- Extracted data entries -

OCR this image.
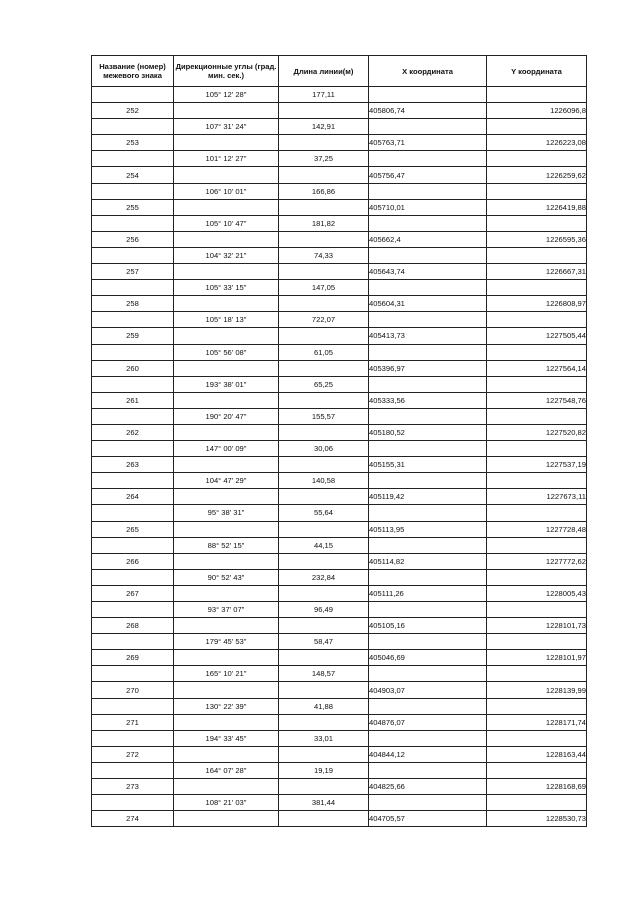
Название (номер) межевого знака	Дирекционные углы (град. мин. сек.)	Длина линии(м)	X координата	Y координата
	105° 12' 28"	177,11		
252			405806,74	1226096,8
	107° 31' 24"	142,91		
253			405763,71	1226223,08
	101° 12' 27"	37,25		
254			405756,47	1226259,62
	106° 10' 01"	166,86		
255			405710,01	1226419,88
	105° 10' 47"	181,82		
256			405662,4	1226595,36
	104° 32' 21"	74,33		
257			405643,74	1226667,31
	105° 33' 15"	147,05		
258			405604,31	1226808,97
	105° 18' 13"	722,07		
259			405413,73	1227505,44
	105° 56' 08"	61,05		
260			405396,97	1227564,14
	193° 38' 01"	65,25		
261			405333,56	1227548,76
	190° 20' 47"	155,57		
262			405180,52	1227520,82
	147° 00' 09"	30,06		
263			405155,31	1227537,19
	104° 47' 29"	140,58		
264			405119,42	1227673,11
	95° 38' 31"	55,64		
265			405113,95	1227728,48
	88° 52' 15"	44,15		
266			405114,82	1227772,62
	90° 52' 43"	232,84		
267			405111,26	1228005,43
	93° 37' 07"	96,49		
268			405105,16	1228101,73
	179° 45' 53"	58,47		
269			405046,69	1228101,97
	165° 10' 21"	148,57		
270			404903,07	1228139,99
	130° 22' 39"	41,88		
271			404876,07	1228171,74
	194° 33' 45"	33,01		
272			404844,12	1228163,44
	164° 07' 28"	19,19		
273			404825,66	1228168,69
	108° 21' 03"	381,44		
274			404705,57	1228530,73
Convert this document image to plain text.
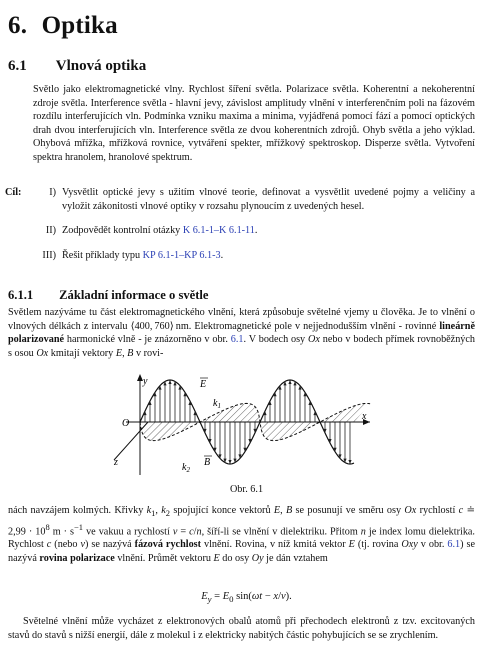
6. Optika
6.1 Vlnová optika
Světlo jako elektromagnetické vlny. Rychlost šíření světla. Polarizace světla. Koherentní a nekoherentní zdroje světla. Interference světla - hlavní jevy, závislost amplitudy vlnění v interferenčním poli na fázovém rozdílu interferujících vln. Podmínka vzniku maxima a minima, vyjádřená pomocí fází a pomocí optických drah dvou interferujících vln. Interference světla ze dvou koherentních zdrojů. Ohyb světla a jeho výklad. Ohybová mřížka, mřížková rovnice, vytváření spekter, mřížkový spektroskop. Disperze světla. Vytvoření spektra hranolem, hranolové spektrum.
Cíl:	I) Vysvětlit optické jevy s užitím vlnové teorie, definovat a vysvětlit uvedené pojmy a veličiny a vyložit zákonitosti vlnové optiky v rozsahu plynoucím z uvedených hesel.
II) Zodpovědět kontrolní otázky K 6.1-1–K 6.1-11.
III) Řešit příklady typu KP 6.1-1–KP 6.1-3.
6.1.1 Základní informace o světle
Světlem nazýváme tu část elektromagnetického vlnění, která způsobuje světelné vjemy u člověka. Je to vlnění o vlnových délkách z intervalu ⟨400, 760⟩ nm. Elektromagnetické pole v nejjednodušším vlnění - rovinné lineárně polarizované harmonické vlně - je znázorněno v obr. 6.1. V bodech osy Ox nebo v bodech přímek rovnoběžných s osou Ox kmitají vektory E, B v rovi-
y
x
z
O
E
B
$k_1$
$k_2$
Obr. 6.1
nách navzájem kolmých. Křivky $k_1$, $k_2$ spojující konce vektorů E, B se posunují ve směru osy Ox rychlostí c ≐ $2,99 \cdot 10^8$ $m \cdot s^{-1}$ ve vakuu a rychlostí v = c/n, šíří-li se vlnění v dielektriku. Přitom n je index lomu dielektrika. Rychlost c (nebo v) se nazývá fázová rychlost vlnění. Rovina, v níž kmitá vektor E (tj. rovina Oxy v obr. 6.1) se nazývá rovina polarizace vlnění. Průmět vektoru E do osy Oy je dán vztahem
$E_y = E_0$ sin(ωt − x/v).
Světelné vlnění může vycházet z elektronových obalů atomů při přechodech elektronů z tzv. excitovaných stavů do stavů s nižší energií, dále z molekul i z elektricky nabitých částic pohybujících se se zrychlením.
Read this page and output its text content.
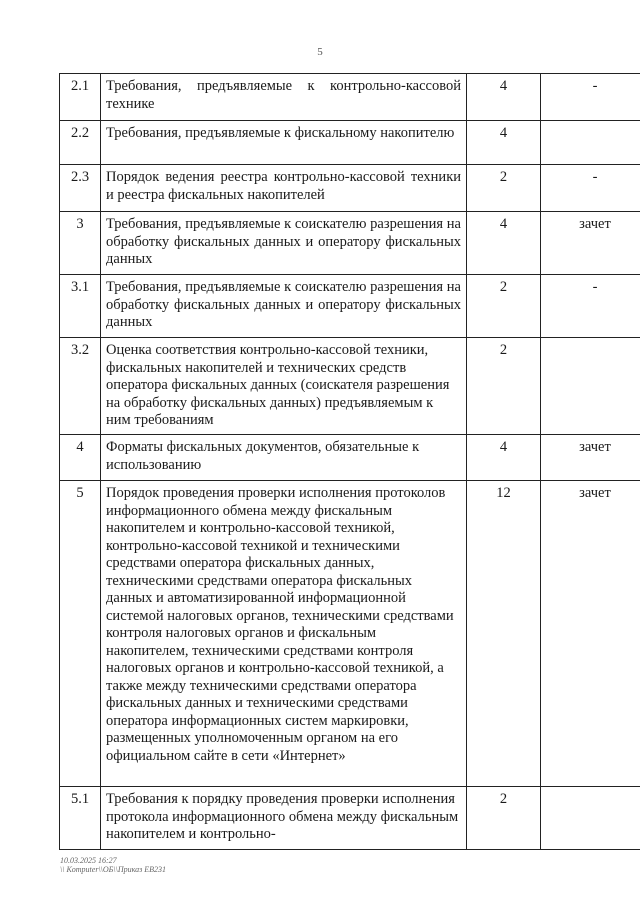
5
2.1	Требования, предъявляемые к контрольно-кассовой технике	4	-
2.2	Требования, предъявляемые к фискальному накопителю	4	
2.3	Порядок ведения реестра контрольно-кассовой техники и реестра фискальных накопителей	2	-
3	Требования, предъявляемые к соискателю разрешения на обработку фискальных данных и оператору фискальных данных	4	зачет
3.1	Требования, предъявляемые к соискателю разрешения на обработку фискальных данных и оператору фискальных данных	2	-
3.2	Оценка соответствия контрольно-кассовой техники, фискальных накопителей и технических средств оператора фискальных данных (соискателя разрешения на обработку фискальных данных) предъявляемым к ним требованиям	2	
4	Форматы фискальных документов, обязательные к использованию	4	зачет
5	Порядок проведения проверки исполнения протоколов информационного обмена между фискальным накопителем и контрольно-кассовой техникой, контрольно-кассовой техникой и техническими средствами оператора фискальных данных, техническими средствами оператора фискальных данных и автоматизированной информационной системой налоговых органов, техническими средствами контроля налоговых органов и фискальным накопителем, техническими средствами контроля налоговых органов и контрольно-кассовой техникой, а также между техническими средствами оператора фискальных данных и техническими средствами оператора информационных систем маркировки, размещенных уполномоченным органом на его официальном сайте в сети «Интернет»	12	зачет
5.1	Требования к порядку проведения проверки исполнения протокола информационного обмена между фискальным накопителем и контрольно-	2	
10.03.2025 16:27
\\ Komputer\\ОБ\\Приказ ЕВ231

- TASK TO CARRY OUT -
The word "соискателю" appears in how many lines of the records? Give the number only.

- THE RESULT -
2